WORK TO DO: Copy each line below in which the string "元以下的罚款" occurs.

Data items

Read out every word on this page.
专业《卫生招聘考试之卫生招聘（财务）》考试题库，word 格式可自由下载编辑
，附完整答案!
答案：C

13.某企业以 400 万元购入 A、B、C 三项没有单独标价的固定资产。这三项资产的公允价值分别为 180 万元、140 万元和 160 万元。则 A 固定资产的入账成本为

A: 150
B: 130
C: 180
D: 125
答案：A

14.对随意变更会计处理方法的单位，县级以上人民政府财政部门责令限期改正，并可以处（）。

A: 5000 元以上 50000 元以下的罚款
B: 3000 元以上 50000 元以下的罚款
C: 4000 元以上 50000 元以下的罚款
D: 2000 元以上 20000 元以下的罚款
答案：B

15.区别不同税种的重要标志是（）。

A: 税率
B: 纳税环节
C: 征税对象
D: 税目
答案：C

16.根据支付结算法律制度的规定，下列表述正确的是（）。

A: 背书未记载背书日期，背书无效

SOLUTION FOR THIS PROBLEM:
A: 5000 元以上 50000 元以下的罚款
B: 3000 元以上 50000 元以下的罚款
C: 4000 元以上 50000 元以下的罚款
D: 2000 元以上 20000 元以下的罚款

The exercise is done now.